> _Extrait du document_
═══

La Hollande rend hommage au peintre autrichien obsédé par le corps, la sexualité et la mort, en privilégiant ses œuvres graphiques.
AMSTERDAM - Clin d’œil à l’influence exercée par Vincent Van Gogh sur Egon Schiele (1890-1918), l’exposition d’Amsterdam – la première monographie consacrée à l’artiste autrichien aux Pays-Bas – s’ouvre sur l’un de ses Tournesols (1909). Une œuvre qui, tout en se référant au maître hollandais, n’en annonce pas moins le style singulier de Schiele. Ce dernier peint alors les tournesols comme il peindra inlassablement les corps décharnés, malades, meurtris. Le caractère longiligne de la fleur, ses formes heurtées, ses lignes noires, ses bruns et ses orange rappellent d’emblée le traitement qu’il inflige aux personnages de ses œuvres graphiques. C’est sur celles-ci, certainement les plus caractéristiques de l’artiste, que l’exposition est axée, à l’exception de quelques peintures de paysages présentées à l’étage inférieur de cette vaste rétrospective répartie sur deux niveaux. Aquarelles, dessins, quelques gouaches, en majorité prêtés par l’Albertina (Vienne) – quatre-vingt-dix œuvres –, offrent un parcours dans la production de Schiele à travers ses thèmes de prédilection, l’enfant, la femme, sa propre image : en un mot, le corps. Le corps dans ce qu’il a de plus cru, dans sa « vérité nue » pour reprendre le titre de l’exposition du Musée Maillol, à Paris, présentée en 2001 ; le corps comme terrain privilégié de ses obsessions que sont la sexualité et la mort (qui le frappe dès son adolescence, avec le décès de son père alors qu’il est âgé de 14 ans).
Proximité des figures
D’abord marqué par la peinture d’Edvard Munch, par celle de son ami Gustav Klimt – fondateur aux côtés de Joseph Maria Olbrich et de Joseph Hoffmann de la Sécession viennoise, en réaction contre l’art officiel –, et par les tentations décoratives du Jugendstil, Egon Schiele va très vite se consacrer à la figure humaine, dans un dessin tourmenté et expressif. La puissance de ses œuvres naît d’abord de la troublante proximité des figures qu’elles mettent en scène. Décentrés, surgis d’un fond vide, à la chair terreuse tirant sur le vert, rehaussés çà et là d’un rouge vif – pour souligner les tétons, les lèvres, les sexes –, ces personnages nous fixent. Certains regards, quand ils ne sont pas absents, tel celui d’un masque, sont effrayants (Portrait de l’éditeur Eduard Kosmack, 1910).

═══

> _Données fournies_
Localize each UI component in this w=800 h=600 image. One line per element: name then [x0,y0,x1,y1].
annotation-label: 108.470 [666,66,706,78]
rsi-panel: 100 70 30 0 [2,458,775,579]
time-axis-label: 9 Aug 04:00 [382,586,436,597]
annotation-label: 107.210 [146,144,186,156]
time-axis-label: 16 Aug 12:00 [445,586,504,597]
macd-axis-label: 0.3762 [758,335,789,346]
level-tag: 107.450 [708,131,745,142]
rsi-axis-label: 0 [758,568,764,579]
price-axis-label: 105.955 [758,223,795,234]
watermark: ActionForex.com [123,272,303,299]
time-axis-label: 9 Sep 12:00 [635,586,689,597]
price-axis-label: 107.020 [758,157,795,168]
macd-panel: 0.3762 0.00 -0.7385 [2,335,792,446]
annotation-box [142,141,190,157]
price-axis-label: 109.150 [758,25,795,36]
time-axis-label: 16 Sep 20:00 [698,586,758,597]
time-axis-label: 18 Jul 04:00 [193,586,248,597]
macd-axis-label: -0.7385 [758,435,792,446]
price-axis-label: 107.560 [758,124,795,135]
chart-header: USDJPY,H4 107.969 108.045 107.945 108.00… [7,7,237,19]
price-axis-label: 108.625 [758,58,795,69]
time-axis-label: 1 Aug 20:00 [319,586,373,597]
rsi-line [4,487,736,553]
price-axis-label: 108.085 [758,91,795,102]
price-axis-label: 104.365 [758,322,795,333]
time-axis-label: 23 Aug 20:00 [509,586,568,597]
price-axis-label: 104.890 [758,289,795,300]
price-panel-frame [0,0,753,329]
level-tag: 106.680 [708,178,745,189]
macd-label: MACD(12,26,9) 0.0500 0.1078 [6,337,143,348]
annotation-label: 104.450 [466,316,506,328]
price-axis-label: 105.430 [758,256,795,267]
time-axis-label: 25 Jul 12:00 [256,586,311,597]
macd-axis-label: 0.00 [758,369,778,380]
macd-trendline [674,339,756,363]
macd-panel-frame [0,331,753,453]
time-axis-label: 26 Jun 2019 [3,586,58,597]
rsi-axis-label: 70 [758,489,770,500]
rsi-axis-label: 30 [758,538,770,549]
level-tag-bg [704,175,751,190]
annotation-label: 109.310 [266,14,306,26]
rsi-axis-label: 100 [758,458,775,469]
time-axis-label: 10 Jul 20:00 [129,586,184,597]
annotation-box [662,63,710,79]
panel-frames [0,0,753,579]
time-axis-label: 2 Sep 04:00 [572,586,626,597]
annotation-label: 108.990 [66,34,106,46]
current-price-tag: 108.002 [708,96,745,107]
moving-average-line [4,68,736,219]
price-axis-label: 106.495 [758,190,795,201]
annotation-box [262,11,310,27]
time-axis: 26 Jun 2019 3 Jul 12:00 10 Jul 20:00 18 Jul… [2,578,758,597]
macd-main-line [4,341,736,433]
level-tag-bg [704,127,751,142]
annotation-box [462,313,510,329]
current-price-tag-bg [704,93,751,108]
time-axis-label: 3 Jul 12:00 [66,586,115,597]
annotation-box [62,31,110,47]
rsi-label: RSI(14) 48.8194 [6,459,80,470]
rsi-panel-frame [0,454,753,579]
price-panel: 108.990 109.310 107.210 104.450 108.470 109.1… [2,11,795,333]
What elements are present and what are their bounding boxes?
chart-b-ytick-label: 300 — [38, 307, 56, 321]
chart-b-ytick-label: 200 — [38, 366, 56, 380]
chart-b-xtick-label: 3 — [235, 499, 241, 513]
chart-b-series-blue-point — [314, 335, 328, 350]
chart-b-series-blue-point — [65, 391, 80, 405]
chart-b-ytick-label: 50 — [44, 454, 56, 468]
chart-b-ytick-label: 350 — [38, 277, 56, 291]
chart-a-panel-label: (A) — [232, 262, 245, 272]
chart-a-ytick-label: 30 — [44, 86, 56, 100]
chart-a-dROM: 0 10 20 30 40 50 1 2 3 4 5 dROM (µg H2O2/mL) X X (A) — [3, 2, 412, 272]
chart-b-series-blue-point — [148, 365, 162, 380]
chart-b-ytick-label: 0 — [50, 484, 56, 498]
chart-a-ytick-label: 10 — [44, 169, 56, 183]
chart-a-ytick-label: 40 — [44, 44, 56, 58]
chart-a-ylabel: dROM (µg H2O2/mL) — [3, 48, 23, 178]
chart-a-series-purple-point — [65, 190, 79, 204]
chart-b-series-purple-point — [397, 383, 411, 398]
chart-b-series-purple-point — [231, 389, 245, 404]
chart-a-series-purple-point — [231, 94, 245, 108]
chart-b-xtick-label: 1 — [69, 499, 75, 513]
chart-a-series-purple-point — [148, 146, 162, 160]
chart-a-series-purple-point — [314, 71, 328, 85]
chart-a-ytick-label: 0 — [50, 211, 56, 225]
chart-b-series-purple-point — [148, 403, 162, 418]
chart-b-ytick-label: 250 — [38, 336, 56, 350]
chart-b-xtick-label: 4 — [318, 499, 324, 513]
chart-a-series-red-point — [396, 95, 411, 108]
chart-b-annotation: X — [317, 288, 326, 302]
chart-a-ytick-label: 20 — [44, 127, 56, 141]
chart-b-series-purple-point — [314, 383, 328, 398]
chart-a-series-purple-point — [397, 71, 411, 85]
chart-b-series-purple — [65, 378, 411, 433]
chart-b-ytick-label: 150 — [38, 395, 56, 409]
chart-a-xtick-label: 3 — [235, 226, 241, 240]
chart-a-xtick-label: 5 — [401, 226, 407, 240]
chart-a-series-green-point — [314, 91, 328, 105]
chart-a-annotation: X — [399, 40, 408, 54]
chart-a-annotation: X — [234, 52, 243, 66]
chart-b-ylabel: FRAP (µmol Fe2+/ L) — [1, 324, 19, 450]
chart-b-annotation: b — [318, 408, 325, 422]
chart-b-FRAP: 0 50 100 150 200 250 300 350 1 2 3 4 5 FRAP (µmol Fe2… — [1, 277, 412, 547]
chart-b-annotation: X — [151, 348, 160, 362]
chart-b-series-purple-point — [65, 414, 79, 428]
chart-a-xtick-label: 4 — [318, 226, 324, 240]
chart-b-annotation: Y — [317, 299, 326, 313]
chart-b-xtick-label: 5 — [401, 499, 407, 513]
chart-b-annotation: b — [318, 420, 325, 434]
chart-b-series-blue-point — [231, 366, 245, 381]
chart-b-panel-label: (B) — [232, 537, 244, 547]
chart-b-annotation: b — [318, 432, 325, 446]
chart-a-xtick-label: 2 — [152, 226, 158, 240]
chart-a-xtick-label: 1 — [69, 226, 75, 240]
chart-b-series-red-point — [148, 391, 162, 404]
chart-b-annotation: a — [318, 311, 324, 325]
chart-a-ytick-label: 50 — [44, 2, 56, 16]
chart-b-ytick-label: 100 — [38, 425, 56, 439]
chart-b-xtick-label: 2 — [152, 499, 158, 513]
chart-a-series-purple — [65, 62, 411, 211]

═══

> _Petit exercice 1_
Répondez à ces questions d'après l'article sur l'exposition Schiele :
(a) Quelle œuvre ouvre l'exposition d'Amsterdam ?
(b) Quel âge avait Schiele à la mort de son père ?
(c) Avec qui Gustav Klimt a-t-il fondé la Sécession viennoise ?
> _Petit exercice 2_
Écrivez la suite de l'article sur l'exposition Schiele en reprenant après sa dernière phrase.
Les lignes sont un matériau à part, distinct de l'article sur l'exposition Schiele.

> _Résultat final 1_
(a) L'un des Tournesols de Schiele (1909).
(b) 14 ans.
(c) Avec Joseph Maria Olbrich et Joseph Hoffmann.

> _Résultat final 2_
L’exposition met l’accent sur les nus féminins et les portraits, ses modèles les plus prisés étant sa sœur Gertrude et Edith, qu’il épouse en 1915 (Portrait d’Edith Schiele, tête, 1917, un dessin subtil, plus tendre, au regard triste), mais aussi des filles anonymes rencontrées dans la rue. Quelques exemples de nus masculins sont également réunis, dont un saisissant Autoportrait nu, accroupi (1916).
Emporté par la grippe espagnole à l’âge de 28 ans, quelques jours après sa femme, Egon Schiele laisse une œuvre riche de 300 peintures et plus de 2 500 œuvres graphiques, réalisées en l’espace de dix ans seulement. Une carrière fulgurante, magistralement retracée par le Van Gogh Museum. Une œuvre poursuivie dans l’urgence, mais aboutie. Brutale, mais profondément humaine.
Jusqu’au 19 juin, Van Gogh Museum, Paulus Potterstraat 7, Amsterdam, tél. 31 20 570 52 00, www.vangoghmuseum.nl, tlj 10h-18h, vend. jusqu’à 22h. Pour s’y rendre, www.thalys.fr. Catalogue Egon Schiele, l’amour et la mort, éd. Gallimard, 160 p., 35 euros, ISBN 2-07-011807-X.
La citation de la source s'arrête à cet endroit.